» **Set task**: Note each line of the listing that contains the string "icon", and copy it.

::: Records to process :::

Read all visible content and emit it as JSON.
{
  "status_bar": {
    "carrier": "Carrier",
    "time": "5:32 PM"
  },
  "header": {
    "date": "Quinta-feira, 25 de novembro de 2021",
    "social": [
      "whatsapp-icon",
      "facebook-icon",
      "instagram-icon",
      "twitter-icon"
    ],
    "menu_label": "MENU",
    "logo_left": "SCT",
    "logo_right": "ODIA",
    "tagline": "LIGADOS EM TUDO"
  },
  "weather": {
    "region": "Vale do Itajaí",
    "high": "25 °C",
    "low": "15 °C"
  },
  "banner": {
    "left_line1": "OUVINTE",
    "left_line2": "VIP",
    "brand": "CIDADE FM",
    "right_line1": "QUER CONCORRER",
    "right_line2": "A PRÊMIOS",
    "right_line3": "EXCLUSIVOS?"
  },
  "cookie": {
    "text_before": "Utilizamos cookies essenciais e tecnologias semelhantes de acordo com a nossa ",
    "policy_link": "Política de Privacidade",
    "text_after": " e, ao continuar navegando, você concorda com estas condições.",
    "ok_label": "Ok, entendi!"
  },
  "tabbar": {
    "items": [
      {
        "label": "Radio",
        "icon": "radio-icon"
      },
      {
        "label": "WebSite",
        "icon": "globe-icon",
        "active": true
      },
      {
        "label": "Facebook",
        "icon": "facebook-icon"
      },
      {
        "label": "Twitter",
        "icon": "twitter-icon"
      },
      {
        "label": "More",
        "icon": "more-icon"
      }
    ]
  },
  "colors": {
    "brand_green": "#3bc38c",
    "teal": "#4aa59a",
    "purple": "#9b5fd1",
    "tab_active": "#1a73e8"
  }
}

:::

» **Task solution**:
      "whatsapp-icon",
      "facebook-icon",
      "instagram-icon",
      "twitter-icon"
        "icon": "radio-icon"
        "icon": "globe-icon",
        "icon": "facebook-icon"
        "icon": "twitter-icon"
        "icon": "more-icon"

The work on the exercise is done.